Provided data -

------------------------------------------------------------

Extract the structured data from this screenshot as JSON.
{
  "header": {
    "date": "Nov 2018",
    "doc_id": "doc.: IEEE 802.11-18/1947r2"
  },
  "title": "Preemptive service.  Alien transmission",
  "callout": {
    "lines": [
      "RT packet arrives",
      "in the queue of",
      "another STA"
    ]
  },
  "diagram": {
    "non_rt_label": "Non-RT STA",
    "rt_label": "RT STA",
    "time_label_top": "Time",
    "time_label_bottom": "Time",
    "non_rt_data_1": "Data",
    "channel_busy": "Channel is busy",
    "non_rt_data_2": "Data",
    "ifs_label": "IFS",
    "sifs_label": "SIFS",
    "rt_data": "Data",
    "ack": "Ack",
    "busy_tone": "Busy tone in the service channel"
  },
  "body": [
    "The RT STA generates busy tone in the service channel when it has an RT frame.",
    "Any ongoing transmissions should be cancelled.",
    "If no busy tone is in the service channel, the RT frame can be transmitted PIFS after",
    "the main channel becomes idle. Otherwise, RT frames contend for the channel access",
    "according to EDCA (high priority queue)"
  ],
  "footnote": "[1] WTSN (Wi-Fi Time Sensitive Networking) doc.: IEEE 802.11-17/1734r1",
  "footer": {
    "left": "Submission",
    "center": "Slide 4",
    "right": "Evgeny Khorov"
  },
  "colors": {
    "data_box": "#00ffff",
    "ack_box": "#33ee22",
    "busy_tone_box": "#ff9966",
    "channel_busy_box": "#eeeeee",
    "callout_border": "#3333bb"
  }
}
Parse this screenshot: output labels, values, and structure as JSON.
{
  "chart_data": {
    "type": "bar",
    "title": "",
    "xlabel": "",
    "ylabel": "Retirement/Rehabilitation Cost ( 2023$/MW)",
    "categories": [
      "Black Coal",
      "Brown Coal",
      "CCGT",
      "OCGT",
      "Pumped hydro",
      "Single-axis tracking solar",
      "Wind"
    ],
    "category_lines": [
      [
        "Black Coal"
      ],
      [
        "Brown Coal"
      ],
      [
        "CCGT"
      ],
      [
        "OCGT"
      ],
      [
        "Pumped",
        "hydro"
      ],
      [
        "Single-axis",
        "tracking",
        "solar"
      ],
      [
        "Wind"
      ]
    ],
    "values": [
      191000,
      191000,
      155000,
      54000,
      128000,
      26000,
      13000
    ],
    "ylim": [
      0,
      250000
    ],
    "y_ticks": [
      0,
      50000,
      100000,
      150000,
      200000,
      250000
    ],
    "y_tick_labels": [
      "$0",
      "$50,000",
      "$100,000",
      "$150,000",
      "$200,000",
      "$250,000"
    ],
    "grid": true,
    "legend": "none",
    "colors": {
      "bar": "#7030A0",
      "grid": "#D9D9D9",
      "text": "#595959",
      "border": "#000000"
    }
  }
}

------------------------------------------------------------

Nothing in the listing may be changed; retype it all exactly.

Written answer -
Extract the structured data from this screenshot as JSON.
{
  "header": {
    "date": "Nov 2018",
    "doc_id": "doc.: IEEE 802.11-18/1947r2"
  },
  "title": "Preemptive service.  Alien transmission",
  "callout": {
    "lines": [
      "RT packet arrives",
      "in the queue of",
      "another STA"
    ]
  },
  "diagram": {
    "non_rt_label": "Non-RT STA",
    "rt_label": "RT STA",
    "time_label_top": "Time",
    "time_label_bottom": "Time",
    "non_rt_data_1": "Data",
    "channel_busy": "Channel is busy",
    "non_rt_data_2": "Data",
    "ifs_label": "IFS",
    "sifs_label": "SIFS",
    "rt_data": "Data",
    "ack": "Ack",
    "busy_tone": "Busy tone in the service channel"
  },
  "body": [
    "The RT STA generates busy tone in the service channel when it has an RT frame.",
    "Any ongoing transmissions should be cancelled.",
    "If no busy tone is in the service channel, the RT frame can be transmitted PIFS after",
    "the main channel becomes idle. Otherwise, RT frames contend for the channel access",
    "according to EDCA (high priority queue)"
  ],
  "footnote": "[1] WTSN (Wi-Fi Time Sensitive Networking) doc.: IEEE 802.11-17/1734r1",
  "footer": {
    "left": "Submission",
    "center": "Slide 4",
    "right": "Evgeny Khorov"
  },
  "colors": {
    "data_box": "#00ffff",
    "ack_box": "#33ee22",
    "busy_tone_box": "#ff9966",
    "channel_busy_box": "#eeeeee",
    "callout_border": "#3333bb"
  }
}
Parse this screenshot: output labels, values, and structure as JSON.
{
  "chart_data": {
    "type": "bar",
    "title": "",
    "xlabel": "",
    "ylabel": "Retirement/Rehabilitation Cost ( 2023$/MW)",
    "categories": [
      "Black Coal",
      "Brown Coal",
      "CCGT",
      "OCGT",
      "Pumped hydro",
      "Single-axis tracking solar",
      "Wind"
    ],
    "category_lines": [
      [
        "Black Coal"
      ],
      [
        "Brown Coal"
      ],
      [
        "CCGT"
      ],
      [
        "OCGT"
      ],
      [
        "Pumped",
        "hydro"
      ],
      [
        "Single-axis",
        "tracking",
        "solar"
      ],
      [
        "Wind"
      ]
    ],
    "values": [
      191000,
      191000,
      155000,
      54000,
      128000,
      26000,
      13000
    ],
    "ylim": [
      0,
      250000
    ],
    "y_ticks": [
      0,
      50000,
      100000,
      150000,
      200000,
      250000
    ],
    "y_tick_labels": [
      "$0",
      "$50,000",
      "$100,000",
      "$150,000",
      "$200,000",
      "$250,000"
    ],
    "grid": true,
    "legend": "none",
    "colors": {
      "bar": "#7030A0",
      "grid": "#D9D9D9",
      "text": "#595959",
      "border": "#000000"
    }
  }
}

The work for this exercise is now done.